TASK TO CARRY OUT:
Could you show all lines in the entries below that contain the string "value"?
━━ TASK MATERIAL
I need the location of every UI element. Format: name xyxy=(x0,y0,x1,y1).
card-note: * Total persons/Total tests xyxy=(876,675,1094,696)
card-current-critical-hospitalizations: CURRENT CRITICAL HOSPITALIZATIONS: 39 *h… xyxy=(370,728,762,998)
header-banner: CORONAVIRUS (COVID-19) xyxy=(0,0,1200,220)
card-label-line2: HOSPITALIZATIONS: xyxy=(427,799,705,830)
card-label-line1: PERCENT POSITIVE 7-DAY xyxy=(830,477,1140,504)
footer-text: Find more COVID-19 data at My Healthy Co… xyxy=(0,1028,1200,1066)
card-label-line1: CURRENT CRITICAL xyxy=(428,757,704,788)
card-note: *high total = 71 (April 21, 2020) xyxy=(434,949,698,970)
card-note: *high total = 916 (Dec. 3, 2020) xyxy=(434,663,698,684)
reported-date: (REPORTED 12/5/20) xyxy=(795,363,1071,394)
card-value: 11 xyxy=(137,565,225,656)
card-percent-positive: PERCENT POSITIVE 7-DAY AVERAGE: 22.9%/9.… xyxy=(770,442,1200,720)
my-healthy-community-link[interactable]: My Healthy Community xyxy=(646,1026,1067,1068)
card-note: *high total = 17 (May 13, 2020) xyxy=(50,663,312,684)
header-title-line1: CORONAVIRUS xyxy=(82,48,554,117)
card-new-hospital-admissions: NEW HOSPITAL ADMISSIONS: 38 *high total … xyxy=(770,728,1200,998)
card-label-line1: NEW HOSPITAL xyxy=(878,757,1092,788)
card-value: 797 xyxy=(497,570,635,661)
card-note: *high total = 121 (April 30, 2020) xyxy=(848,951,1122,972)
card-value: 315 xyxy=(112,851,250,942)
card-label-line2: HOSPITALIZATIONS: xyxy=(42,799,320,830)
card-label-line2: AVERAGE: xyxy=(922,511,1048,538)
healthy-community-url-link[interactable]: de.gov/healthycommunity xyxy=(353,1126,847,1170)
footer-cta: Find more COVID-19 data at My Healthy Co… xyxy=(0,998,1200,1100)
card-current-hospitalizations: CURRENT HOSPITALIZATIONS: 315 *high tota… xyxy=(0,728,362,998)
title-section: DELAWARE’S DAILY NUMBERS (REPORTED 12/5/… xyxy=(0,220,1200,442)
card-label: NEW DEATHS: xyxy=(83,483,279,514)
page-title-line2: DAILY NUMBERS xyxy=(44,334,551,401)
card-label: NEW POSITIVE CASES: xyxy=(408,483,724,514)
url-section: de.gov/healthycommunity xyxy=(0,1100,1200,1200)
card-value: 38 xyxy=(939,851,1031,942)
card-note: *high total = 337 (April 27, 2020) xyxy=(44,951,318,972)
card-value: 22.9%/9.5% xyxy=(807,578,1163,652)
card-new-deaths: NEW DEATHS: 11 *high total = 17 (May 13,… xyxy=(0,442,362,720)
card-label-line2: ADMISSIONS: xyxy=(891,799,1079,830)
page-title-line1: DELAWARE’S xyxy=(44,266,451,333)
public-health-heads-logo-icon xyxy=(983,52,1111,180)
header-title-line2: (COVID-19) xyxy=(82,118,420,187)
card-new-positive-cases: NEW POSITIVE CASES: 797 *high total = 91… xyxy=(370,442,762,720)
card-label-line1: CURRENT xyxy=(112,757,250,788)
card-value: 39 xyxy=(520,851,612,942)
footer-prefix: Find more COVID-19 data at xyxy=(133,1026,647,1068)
━━━━
COMPLETED EXERCISE:
card-value: 11 xyxy=(137,565,225,656)
card-value: 797 xyxy=(497,570,635,661)
card-value: 315 xyxy=(112,851,250,942)
card-value: 38 xyxy=(939,851,1031,942)
card-value: 22.9%/9.5% xyxy=(807,578,1163,652)
card-value: 39 xyxy=(520,851,612,942)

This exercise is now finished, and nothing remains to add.